→ **TASK TO CARRY OUT**:
Give back everything from the first line down to the line containing "The uprights C is at (43, 637).", switching "enlarged" to "magnified" and changing nothing else.

→ **RAW DATA**:
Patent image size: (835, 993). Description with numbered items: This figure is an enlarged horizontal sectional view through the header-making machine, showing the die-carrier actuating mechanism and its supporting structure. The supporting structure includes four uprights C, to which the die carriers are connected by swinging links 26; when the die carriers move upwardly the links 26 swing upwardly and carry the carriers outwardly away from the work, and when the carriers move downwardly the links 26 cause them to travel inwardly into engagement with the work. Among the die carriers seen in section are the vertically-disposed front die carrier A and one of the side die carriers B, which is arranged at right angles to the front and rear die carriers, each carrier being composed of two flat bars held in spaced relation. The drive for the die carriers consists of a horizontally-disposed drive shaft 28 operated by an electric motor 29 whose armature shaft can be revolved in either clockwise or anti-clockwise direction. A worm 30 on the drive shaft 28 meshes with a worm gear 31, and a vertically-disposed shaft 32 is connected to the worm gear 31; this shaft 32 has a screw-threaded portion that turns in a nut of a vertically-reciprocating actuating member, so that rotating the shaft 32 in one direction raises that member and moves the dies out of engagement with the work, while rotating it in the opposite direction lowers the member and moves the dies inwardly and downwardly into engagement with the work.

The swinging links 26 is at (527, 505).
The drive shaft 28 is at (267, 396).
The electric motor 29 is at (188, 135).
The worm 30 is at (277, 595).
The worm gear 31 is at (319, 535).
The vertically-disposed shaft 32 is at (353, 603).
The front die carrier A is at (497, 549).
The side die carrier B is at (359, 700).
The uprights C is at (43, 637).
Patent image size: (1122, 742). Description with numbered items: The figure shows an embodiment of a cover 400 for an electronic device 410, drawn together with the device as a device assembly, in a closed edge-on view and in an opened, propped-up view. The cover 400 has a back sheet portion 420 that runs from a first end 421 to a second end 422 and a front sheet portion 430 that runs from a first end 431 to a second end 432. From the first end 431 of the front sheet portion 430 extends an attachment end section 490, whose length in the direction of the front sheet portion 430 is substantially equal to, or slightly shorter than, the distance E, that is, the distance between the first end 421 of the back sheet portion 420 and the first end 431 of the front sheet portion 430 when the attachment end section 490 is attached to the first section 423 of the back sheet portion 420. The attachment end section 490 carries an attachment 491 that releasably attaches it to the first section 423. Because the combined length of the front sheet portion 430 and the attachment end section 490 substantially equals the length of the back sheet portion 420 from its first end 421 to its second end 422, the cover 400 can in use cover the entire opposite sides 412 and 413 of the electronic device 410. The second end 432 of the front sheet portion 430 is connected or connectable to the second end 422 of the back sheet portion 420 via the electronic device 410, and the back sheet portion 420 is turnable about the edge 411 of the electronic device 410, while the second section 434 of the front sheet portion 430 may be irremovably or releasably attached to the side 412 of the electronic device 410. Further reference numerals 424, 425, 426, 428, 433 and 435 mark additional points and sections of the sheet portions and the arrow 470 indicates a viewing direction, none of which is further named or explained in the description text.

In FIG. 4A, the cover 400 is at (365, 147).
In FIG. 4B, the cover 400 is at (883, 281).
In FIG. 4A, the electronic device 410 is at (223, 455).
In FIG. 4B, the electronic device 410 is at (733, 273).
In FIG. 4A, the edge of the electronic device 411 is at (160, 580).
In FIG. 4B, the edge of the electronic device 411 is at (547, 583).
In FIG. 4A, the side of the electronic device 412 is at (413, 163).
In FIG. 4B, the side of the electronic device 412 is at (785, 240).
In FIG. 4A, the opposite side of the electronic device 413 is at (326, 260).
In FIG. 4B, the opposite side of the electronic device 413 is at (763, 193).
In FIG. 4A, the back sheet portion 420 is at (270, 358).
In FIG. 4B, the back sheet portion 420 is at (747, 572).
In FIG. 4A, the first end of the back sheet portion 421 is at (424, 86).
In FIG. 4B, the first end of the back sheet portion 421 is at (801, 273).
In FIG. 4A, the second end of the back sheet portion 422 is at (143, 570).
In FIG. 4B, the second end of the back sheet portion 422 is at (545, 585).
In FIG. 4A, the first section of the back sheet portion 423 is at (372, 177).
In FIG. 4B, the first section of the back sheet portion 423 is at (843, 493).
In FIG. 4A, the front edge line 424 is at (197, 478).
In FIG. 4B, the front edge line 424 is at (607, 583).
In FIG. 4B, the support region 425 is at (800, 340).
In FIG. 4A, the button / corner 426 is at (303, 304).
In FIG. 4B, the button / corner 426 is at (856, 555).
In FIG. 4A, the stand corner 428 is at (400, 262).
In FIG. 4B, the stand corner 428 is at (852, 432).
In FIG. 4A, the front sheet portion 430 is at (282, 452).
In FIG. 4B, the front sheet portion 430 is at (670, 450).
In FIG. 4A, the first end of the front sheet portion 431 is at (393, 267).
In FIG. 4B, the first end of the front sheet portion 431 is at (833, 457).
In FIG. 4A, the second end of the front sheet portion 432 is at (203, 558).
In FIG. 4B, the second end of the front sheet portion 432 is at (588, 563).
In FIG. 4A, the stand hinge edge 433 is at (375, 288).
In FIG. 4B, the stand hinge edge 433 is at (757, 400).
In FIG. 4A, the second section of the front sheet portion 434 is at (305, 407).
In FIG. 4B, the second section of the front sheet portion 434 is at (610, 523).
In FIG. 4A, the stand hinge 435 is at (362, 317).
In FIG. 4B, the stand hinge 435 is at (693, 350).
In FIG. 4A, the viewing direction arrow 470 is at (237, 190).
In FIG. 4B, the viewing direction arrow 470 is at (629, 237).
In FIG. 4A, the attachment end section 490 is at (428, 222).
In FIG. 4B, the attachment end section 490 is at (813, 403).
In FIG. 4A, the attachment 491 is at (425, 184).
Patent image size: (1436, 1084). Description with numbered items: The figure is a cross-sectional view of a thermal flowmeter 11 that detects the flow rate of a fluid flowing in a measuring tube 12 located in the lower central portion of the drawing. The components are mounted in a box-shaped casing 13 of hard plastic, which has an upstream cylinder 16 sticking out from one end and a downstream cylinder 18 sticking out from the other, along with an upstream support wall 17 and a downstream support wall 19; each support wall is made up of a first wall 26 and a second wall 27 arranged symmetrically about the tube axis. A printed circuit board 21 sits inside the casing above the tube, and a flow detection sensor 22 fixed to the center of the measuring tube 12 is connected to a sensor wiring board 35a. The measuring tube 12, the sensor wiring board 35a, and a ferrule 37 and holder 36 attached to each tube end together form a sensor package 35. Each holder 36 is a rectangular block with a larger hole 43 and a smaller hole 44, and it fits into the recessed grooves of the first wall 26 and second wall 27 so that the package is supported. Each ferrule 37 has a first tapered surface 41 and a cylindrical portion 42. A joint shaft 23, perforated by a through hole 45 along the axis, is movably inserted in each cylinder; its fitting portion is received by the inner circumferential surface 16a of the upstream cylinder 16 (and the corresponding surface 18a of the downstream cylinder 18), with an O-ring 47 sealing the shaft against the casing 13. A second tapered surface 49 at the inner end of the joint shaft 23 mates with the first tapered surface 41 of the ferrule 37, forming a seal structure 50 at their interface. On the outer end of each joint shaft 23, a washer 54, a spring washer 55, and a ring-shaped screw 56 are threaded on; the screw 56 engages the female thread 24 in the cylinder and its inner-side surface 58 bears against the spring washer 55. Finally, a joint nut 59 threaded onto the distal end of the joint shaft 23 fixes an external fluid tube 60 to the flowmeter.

→ **IN RESPONSE**:
Patent image size: (835, 993). Description with numbered items: This figure is an magnified horizontal sectional view through the header-making machine, showing the die-carrier actuating mechanism and its supporting structure. The supporting structure includes four uprights C, to which the die carriers are connected by swinging links 26; when the die carriers move upwardly the links 26 swing upwardly and carry the carriers outwardly away from the work, and when the carriers move downwardly the links 26 cause them to travel inwardly into engagement with the work. Among the die carriers seen in section are the vertically-disposed front die carrier A and one of the side die carriers B, which is arranged at right angles to the front and rear die carriers, each carrier being composed of two flat bars held in spaced relation. The drive for the die carriers consists of a horizontally-disposed drive shaft 28 operated by an electric motor 29 whose armature shaft can be revolved in either clockwise or anti-clockwise direction. A worm 30 on the drive shaft 28 meshes with a worm gear 31, and a vertically-disposed shaft 32 is connected to the worm gear 31; this shaft 32 has a screw-threaded portion that turns in a nut of a vertically-reciprocating actuating member, so that rotating the shaft 32 in one direction raises that member and moves the dies out of engagement with the work, while rotating it in the opposite direction lowers the member and moves the dies inwardly and downwardly into engagement with the work.

The swinging links 26 is at (527, 505).
The drive shaft 28 is at (267, 396).
The electric motor 29 is at (188, 135).
The worm 30 is at (277, 595).
The worm gear 31 is at (319, 535).
The vertically-disposed shaft 32 is at (353, 603).
The front die carrier A is at (497, 549).
The side die carrier B is at (359, 700).
The uprights C is at (43, 637).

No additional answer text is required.